What this task involves →
Continue the news article about the planned Chicago branch of the National Museum of Health and Medicine from where it stops.

-------- Text for analysis --------

6 dec 10 I The Columbia Chronicle
Chicago future home to national museum: Interactive exhibits, new technology in design from renowned architecture firm
by Meghan Keyes
The Field Museum, Art Institute of Chicago and Museum of Science and Industry are a few of Chicago’s popular exhibit halls and tourist destinations. In the spring of 2015, a new institution will be added to Chicago’s list of prestigious museums.
The National Museum of Health and Medicine and the Buonacorsi Foundation closed on a building at 175 W. Washington St. on Nov. 30. The three-story building will house the Chicago branch of the museum in an innovative digital concept at an estimated cost of $40 million–$50 million.
“The idea of the Chicago satellite is it will be a central depository for the digital collections,” said Mike Doyle, president of the Buonacorsi Foundation, which is partnered with the NMHM in the museum’s development. “The museum itself will be an entirely new concept in museum design.”
The museum will be almost entirely virtual, allowing visitors to interact with displays, and the building will house a 300-seat auditorium and virtual reality chamber. The museum selected Adrian Smith + Gordon Gill Architecture as designers. The architectural agency designed the Burj Khalifa in Dubai, the tallest building in the world, and designed a green project for the Willis Tower.
“We’re looking at a streamlined approach to an exhibit, specifically through technology that is interactive or programmable,” said Gordon Gill, the project architect. “We think we have an opportunity to immerse the visitor in a more comprehensive experience.”
The building’s exterior will reflect the happenings inside, according to Gill, including the number of visitors. “If you think of the building as a living organism, and the visitor is experiencing [the museum] as a cell of an organism, what is the impact of that cell in the organism?” Gill said. “Instead of being internally focused on its precious contents, we’re more externally focused on its precious contents, we’re more externally focused, willing to share an exhibit and its contents to the street.”
Doyle said the museum aims to be financed entirely through private donations and research-related funding. The foundation is looking for a benefactor whose name would go on the building.
“There’s an opportunity for someone to have a lasting legacy they can pass on,” Doyle said. “We will be talking to the city, county and state to build up support for the idea, [even] if it’s nothing more than moral support.”

-------- Records supplied --------

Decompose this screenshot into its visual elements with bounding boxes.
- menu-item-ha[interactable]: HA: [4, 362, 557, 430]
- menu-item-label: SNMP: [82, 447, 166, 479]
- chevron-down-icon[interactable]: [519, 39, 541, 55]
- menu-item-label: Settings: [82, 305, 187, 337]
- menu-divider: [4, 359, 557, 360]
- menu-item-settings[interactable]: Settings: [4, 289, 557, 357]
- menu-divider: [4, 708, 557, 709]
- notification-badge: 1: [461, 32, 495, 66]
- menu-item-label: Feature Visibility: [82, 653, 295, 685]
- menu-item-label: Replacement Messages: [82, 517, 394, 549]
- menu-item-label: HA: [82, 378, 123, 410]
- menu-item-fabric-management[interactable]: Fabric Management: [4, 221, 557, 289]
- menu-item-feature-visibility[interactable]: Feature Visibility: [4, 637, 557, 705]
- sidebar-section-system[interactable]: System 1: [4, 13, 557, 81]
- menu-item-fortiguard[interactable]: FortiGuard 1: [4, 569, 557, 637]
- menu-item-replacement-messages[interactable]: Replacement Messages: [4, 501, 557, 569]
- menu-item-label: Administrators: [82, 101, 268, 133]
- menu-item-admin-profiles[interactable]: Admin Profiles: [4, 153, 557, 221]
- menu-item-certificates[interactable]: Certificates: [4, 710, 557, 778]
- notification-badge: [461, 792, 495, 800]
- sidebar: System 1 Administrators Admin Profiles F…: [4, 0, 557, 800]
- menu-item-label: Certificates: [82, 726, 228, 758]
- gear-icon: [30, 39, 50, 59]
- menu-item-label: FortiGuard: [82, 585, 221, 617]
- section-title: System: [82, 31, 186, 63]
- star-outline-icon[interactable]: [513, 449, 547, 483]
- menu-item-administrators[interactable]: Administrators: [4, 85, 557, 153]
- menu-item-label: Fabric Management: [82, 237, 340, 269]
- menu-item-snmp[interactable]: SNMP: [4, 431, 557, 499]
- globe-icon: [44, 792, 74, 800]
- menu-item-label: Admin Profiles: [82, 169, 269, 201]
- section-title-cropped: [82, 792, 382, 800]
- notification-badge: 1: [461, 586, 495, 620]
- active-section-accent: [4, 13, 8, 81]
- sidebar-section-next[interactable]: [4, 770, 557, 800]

--------

Output of the exercise →
The extension will serve as a research facility and resource for educators and the medical community, a main reason the foundation chose Chicago. “This is a central hub for the health and medicine community,” Doyle said. “Surgical societies, many major universities and hospitals … it’s a central location, a major hub for the nation to come through and it makes a tremendous amount of sense.”
Doyle also said the museum will add to the existing community through its own research and collaboration. “It’s unlike anything here now and I think it complements what’s already present in the area,” Doyle said. “We anticipate we will do quite a lot of cooperative projects with the various museums.”
The Chicago Loop Alliance, which works with other museums in the Loop, is optimistic about the presence of a new museum in the downtown area.
“We looked at redeveloping the Loop almost 20 years ago,” said Laura Jones, associate director of CLA. “Certainly bringing in another museum is an asset to the Loop.”
The building will also be sustainable and retrofitted with green technology.
“We’re going to do some process studies so we can understand where we can harvest certain natural aspects … and we will continue to pursue and integrate both active and passive systems in the design of the building,” Gill said.
Doyle said he hopes it will become a community resource and educational tool for years to come.
“Teachers will be able to take classes through the museum … it will be a resource for researchers and for health care providers,” Doyle said. “It’ll be a cultural resource as well, with concerts, events and lectures. That’s a theme we wanted to carry on from the very beginning.”
Along with fundraising events, the building could open within nine months to host a small exhibit space in the storefront area of the building.